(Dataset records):
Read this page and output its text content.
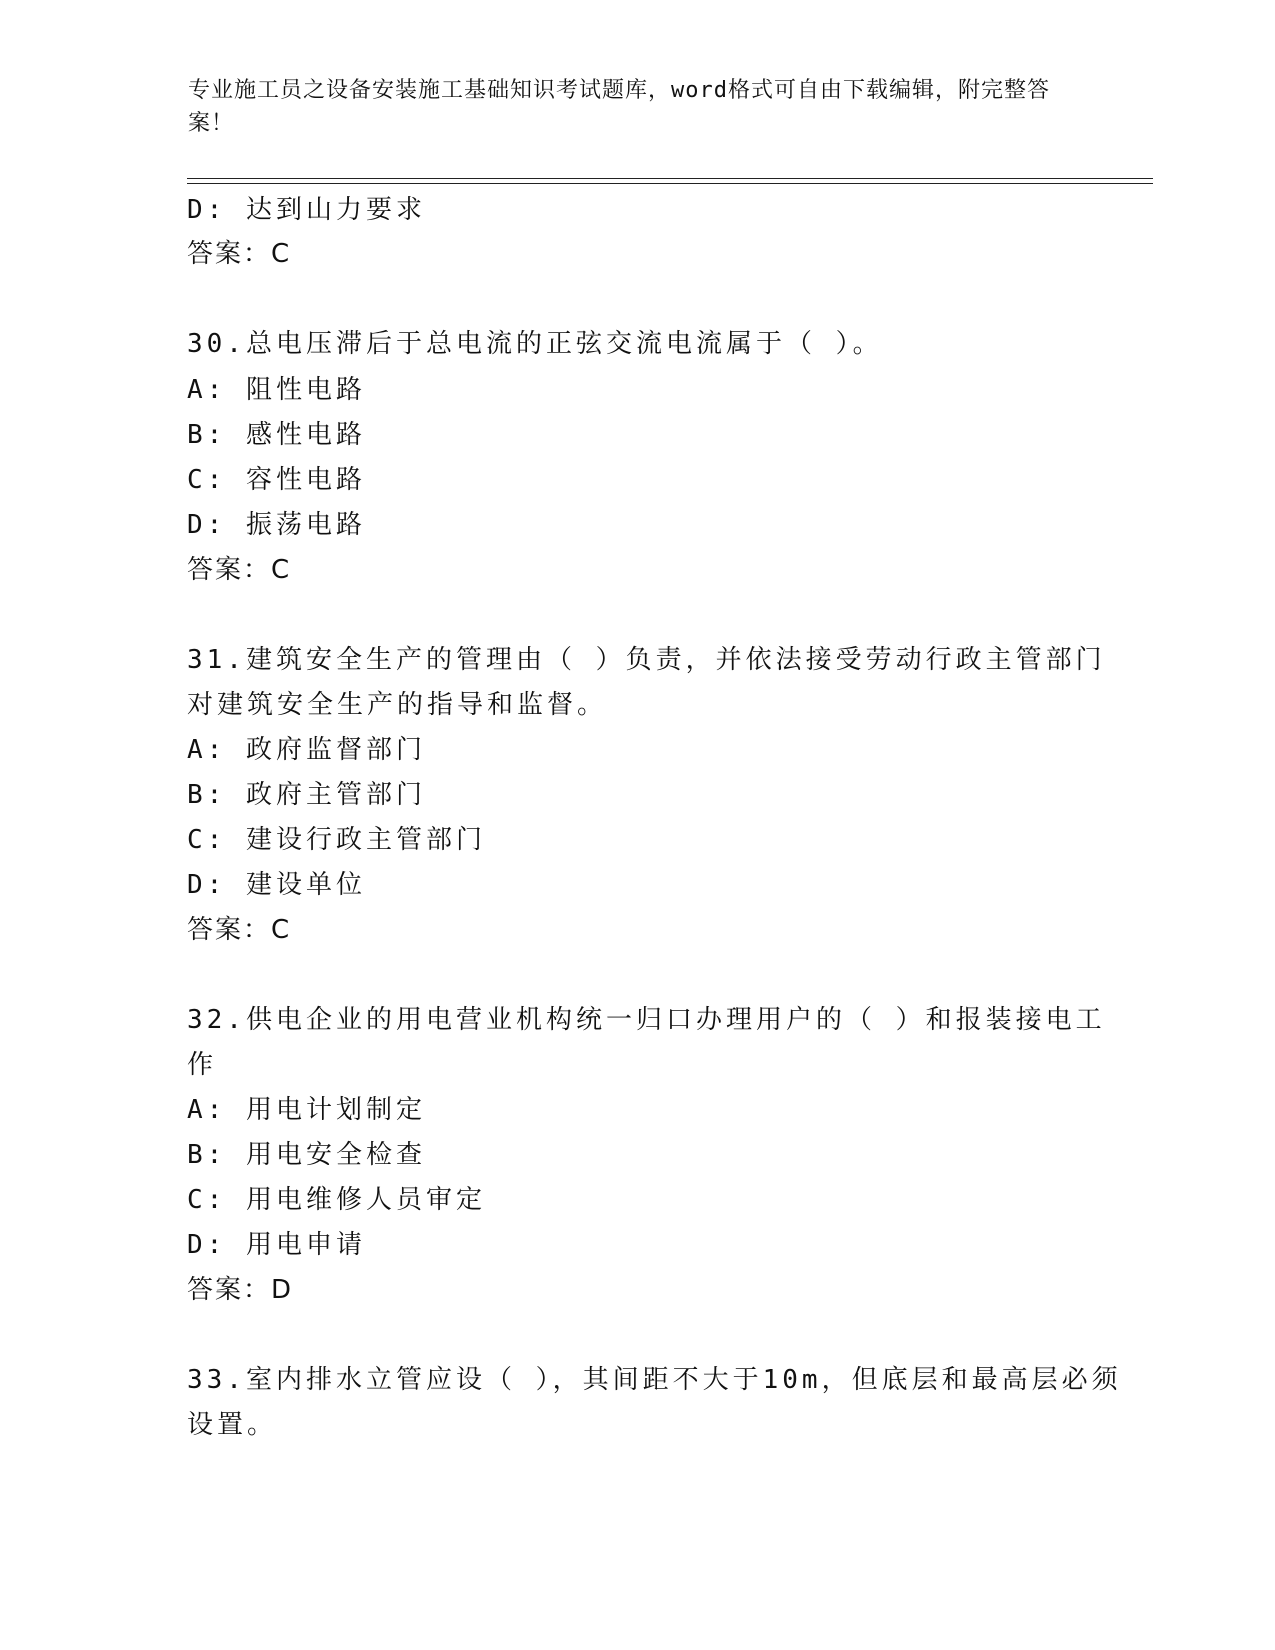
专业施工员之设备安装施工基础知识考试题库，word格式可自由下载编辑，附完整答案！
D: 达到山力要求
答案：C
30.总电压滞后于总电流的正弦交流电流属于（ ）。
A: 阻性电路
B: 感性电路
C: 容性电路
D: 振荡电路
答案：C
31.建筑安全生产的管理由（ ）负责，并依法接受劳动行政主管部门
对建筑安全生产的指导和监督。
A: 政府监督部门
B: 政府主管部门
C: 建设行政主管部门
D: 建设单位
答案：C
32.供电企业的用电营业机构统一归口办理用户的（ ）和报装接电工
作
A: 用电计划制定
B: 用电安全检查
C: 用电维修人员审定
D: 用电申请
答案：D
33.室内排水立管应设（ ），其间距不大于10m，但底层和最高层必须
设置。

(AIM): Copy the material shown above in full and exactly. Skip the pictures.

(ANSWER TO THE PROBLEM):
Read this page and output its text content.
专业施工员之设备安装施工基础知识考试题库，word格式可自由下载编辑，附完整答案！
D: 达到山力要求
答案：C
30.总电压滞后于总电流的正弦交流电流属于（ ）。
A: 阻性电路
B: 感性电路
C: 容性电路
D: 振荡电路
答案：C
31.建筑安全生产的管理由（ ）负责，并依法接受劳动行政主管部门
对建筑安全生产的指导和监督。
A: 政府监督部门
B: 政府主管部门
C: 建设行政主管部门
D: 建设单位
答案：C
32.供电企业的用电营业机构统一归口办理用户的（ ）和报装接电工
作
A: 用电计划制定
B: 用电安全检查
C: 用电维修人员审定
D: 用电申请
答案：D
33.室内排水立管应设（ ），其间距不大于10m，但底层和最高层必须
设置。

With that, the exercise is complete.